◆ Entries provided:

- - - - - - -

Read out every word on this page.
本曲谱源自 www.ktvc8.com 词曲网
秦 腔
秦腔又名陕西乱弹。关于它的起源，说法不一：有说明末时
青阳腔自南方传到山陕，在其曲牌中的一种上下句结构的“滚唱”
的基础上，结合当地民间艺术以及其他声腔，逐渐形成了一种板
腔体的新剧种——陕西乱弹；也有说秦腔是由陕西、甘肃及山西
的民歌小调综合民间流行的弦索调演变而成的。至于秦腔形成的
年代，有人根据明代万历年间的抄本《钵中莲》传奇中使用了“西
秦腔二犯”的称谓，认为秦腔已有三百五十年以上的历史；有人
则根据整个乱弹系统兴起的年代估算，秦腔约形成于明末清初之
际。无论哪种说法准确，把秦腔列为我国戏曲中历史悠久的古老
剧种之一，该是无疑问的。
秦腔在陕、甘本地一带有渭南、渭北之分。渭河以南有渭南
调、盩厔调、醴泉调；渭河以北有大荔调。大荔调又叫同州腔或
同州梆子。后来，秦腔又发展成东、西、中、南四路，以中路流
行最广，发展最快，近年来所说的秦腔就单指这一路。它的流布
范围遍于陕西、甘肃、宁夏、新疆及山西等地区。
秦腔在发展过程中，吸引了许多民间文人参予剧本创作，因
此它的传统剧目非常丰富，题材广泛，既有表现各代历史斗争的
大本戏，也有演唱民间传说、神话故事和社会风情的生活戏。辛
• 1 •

- - - - - - -

◆ What you need to do:
Reproduce each line of the material above precisely.

◆ In response:
Read out every word on this page.
本曲谱源自 www.ktvc8.com 词曲网
秦 腔
秦腔又名陕西乱弹。关于它的起源，说法不一：有说明末时
青阳腔自南方传到山陕，在其曲牌中的一种上下句结构的“滚唱”
的基础上，结合当地民间艺术以及其他声腔，逐渐形成了一种板
腔体的新剧种——陕西乱弹；也有说秦腔是由陕西、甘肃及山西
的民歌小调综合民间流行的弦索调演变而成的。至于秦腔形成的
年代，有人根据明代万历年间的抄本《钵中莲》传奇中使用了“西
秦腔二犯”的称谓，认为秦腔已有三百五十年以上的历史；有人
则根据整个乱弹系统兴起的年代估算，秦腔约形成于明末清初之
际。无论哪种说法准确，把秦腔列为我国戏曲中历史悠久的古老
剧种之一，该是无疑问的。
秦腔在陕、甘本地一带有渭南、渭北之分。渭河以南有渭南
调、盩厔调、醴泉调；渭河以北有大荔调。大荔调又叫同州腔或
同州梆子。后来，秦腔又发展成东、西、中、南四路，以中路流
行最广，发展最快，近年来所说的秦腔就单指这一路。它的流布
范围遍于陕西、甘肃、宁夏、新疆及山西等地区。
秦腔在发展过程中，吸引了许多民间文人参予剧本创作，因
此它的传统剧目非常丰富，题材广泛，既有表现各代历史斗争的
大本戏，也有演唱民间传说、神话故事和社会风情的生活戏。辛
• 1 •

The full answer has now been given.